[Figure content listings]
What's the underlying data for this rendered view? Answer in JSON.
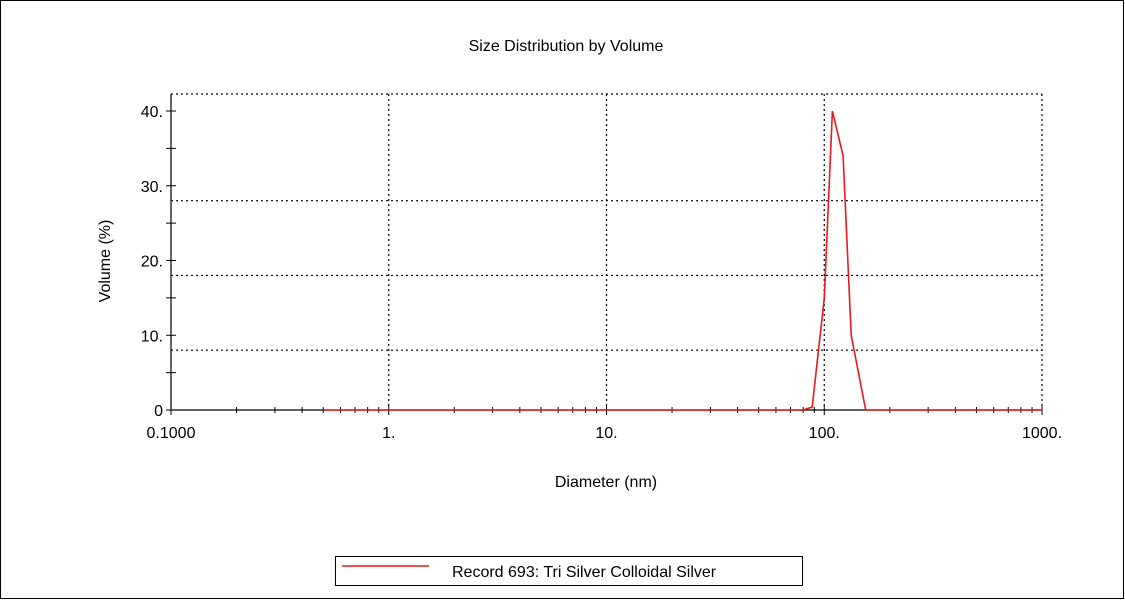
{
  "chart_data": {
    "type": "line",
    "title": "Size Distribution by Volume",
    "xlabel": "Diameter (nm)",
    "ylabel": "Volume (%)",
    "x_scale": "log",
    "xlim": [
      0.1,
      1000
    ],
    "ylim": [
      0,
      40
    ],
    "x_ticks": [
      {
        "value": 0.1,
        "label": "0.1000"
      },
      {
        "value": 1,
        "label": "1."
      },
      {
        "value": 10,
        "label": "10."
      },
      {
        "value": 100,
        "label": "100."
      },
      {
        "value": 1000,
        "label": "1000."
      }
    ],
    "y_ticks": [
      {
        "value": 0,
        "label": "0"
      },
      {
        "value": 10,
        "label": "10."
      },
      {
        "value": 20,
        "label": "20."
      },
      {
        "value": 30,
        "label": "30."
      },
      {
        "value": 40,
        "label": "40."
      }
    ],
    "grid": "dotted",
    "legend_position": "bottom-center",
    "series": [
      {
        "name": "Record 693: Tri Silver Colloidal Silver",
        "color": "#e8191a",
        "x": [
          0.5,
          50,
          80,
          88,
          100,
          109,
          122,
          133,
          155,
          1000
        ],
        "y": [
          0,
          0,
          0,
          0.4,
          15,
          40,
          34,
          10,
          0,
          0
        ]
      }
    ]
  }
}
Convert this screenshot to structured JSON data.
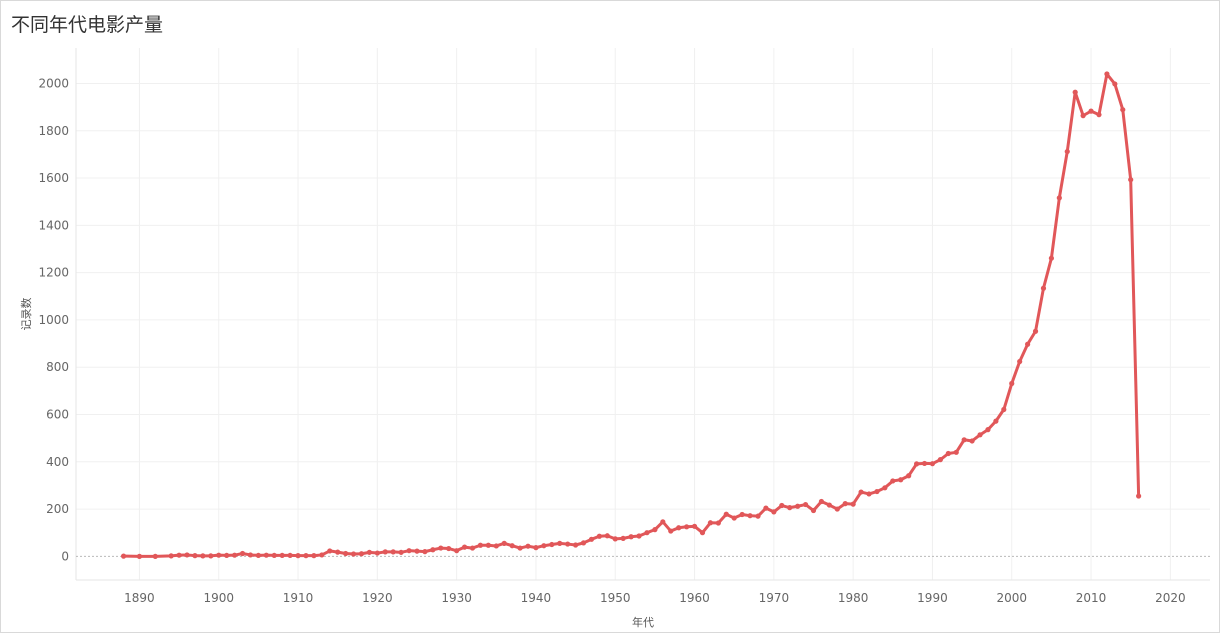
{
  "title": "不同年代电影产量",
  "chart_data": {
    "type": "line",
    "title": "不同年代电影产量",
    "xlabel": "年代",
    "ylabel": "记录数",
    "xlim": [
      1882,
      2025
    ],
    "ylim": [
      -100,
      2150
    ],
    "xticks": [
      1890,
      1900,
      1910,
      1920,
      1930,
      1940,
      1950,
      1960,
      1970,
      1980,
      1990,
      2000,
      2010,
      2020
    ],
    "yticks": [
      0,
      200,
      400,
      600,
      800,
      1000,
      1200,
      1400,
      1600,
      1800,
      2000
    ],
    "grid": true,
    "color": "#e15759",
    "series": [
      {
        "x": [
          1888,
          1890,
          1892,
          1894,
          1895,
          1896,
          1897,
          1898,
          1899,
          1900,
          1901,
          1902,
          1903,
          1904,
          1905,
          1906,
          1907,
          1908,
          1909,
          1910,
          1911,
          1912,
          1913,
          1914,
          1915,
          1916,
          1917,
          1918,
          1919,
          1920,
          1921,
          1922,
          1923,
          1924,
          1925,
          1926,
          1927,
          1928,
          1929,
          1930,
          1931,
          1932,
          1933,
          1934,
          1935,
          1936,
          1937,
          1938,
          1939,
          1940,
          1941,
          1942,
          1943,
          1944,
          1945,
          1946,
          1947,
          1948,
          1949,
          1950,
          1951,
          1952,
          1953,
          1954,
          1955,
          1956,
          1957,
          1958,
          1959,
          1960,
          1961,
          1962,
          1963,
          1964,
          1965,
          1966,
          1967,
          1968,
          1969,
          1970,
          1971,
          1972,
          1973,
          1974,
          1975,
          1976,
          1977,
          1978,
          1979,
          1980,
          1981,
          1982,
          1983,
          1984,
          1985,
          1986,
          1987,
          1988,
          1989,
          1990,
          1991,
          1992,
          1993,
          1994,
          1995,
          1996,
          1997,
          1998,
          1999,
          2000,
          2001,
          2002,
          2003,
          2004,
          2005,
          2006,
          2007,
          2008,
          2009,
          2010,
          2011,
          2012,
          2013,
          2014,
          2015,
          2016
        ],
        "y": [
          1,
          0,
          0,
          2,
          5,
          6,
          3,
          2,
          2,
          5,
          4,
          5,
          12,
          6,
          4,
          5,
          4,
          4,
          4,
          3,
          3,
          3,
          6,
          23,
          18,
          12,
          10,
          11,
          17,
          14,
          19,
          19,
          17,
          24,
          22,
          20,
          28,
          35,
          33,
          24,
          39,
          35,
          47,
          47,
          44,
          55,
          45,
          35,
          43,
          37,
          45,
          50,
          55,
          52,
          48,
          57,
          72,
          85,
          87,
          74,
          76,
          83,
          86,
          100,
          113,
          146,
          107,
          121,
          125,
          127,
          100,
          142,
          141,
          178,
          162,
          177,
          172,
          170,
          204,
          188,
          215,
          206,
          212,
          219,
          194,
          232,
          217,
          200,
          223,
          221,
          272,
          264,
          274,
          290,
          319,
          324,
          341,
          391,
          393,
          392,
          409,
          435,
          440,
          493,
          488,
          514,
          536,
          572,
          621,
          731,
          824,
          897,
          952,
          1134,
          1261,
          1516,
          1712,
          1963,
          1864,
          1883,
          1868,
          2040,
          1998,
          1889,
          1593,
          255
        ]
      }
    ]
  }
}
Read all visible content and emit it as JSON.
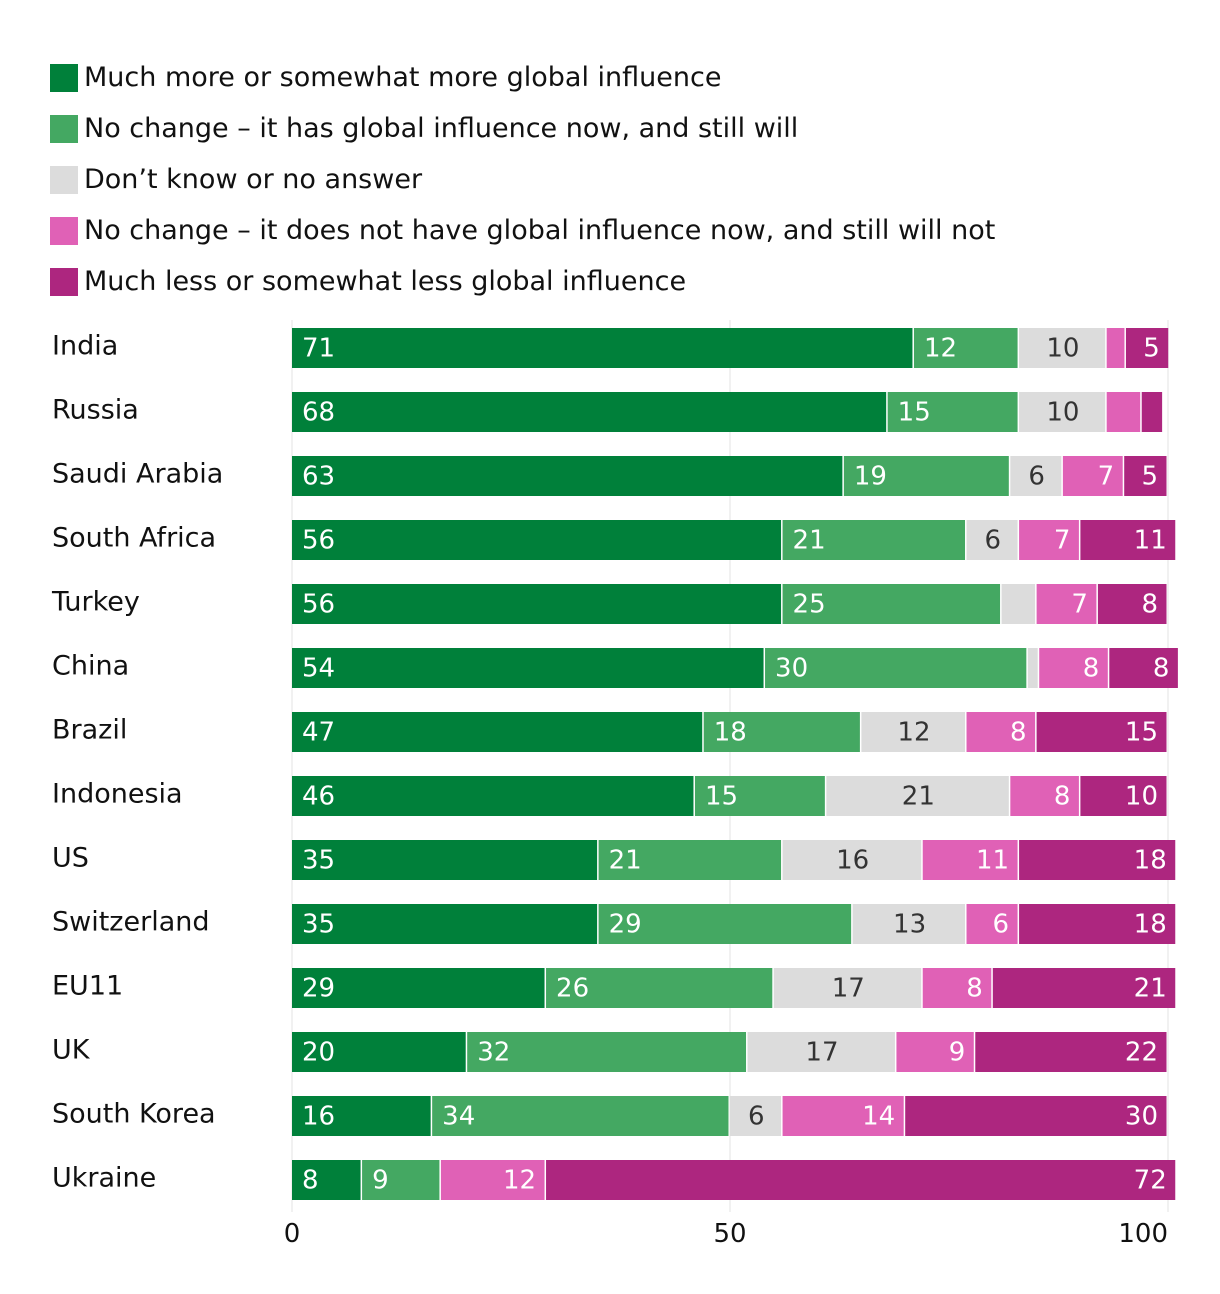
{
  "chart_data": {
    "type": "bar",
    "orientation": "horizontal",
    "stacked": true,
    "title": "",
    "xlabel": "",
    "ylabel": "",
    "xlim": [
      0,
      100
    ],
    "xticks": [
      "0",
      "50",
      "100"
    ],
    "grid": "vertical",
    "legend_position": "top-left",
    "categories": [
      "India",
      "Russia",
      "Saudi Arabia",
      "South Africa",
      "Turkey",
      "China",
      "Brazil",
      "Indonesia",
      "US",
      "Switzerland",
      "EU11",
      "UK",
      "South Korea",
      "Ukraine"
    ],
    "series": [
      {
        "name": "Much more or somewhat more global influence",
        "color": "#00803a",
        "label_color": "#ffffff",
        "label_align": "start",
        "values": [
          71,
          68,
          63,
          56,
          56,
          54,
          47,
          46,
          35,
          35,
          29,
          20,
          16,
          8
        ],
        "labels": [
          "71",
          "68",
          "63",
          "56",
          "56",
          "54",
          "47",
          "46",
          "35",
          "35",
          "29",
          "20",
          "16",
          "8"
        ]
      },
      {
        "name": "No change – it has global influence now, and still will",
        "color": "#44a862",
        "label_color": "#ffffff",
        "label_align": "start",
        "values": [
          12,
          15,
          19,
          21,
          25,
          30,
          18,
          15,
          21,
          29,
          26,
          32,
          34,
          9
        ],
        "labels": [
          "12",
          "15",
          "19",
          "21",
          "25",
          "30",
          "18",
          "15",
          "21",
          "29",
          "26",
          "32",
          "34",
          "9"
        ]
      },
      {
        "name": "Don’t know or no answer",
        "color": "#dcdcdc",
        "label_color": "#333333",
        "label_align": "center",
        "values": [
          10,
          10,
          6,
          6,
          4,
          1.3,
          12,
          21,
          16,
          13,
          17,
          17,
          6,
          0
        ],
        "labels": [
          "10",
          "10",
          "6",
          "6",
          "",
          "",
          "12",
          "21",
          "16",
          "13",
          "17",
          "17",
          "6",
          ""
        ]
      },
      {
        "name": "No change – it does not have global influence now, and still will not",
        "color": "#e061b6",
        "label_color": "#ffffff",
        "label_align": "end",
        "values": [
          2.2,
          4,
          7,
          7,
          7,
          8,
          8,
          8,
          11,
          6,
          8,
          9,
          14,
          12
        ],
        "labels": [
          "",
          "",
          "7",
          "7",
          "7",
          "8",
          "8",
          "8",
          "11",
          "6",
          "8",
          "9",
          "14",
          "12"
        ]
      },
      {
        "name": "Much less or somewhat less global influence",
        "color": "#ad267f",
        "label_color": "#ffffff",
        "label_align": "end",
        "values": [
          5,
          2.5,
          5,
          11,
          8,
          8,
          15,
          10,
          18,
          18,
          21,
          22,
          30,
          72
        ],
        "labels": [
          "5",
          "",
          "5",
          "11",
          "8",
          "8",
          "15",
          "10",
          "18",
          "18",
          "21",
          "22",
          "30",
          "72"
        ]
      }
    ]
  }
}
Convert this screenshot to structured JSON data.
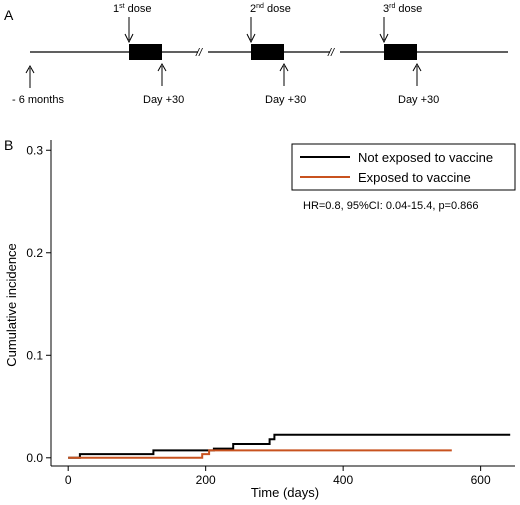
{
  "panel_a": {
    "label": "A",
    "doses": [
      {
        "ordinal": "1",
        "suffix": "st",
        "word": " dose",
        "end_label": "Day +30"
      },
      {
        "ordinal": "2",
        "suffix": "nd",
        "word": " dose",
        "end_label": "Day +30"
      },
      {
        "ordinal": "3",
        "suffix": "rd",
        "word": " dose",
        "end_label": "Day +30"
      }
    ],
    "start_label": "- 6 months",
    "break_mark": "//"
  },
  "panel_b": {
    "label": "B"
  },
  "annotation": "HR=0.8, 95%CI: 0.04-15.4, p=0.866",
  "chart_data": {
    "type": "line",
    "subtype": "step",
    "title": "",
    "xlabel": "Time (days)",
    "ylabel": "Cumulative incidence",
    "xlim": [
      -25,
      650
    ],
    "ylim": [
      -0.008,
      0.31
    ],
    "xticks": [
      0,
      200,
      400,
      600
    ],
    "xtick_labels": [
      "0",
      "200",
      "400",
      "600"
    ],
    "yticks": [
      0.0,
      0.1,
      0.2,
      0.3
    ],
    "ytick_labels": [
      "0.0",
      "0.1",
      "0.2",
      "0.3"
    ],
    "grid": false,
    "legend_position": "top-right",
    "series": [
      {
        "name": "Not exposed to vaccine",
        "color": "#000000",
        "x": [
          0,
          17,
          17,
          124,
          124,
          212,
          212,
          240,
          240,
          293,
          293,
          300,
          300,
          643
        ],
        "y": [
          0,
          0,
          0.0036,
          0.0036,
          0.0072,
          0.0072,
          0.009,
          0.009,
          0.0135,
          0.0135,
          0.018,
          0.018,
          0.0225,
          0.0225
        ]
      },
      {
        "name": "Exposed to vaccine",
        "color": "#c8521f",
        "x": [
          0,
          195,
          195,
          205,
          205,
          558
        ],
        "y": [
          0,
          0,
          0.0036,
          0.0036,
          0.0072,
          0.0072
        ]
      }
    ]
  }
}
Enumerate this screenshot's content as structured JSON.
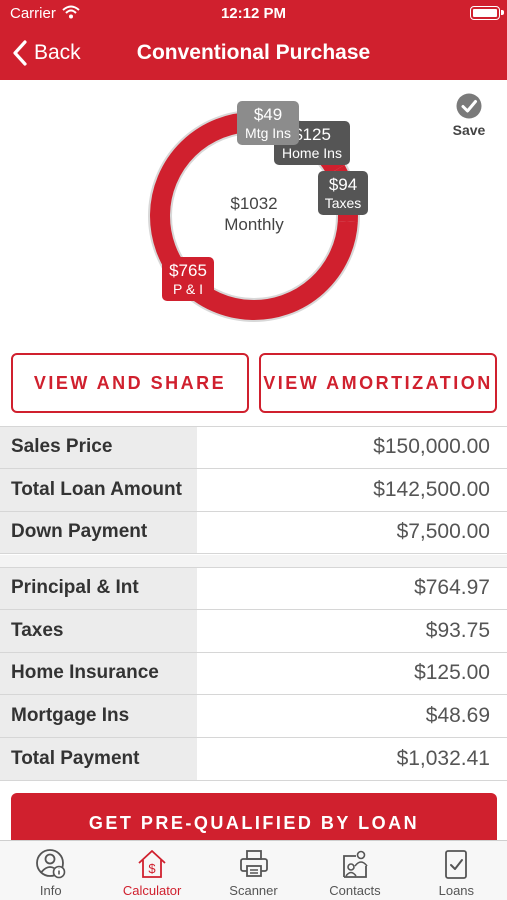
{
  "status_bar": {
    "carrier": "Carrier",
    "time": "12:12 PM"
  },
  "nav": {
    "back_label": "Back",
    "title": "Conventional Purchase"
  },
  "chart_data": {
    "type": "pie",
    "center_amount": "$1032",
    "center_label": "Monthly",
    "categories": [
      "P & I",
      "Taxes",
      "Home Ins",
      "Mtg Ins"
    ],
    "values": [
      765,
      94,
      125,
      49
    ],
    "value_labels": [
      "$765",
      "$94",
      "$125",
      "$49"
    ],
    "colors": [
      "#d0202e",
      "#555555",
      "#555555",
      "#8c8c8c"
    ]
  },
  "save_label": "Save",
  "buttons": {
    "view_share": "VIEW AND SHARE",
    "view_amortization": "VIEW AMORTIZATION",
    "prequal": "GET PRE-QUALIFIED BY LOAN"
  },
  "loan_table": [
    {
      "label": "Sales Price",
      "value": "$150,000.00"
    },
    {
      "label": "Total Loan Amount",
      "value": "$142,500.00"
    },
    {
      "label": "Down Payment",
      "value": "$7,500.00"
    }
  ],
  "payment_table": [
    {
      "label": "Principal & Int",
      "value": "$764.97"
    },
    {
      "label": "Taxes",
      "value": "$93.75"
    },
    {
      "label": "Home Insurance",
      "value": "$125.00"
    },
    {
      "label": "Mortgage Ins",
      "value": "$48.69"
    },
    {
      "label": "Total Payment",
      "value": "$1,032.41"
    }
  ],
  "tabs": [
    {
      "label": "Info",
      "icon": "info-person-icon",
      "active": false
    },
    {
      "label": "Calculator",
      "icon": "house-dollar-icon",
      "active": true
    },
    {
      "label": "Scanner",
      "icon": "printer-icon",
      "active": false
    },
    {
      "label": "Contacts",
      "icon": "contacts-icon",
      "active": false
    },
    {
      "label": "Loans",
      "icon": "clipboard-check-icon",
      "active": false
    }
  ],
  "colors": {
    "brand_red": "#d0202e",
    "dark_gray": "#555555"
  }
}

Your goal
Copy out every line of the data that includes the word "somewhat".

Reply to the exercise
        "name": "Much more or somewhat more global influence",
        "name": "Much less or somewhat less global influence",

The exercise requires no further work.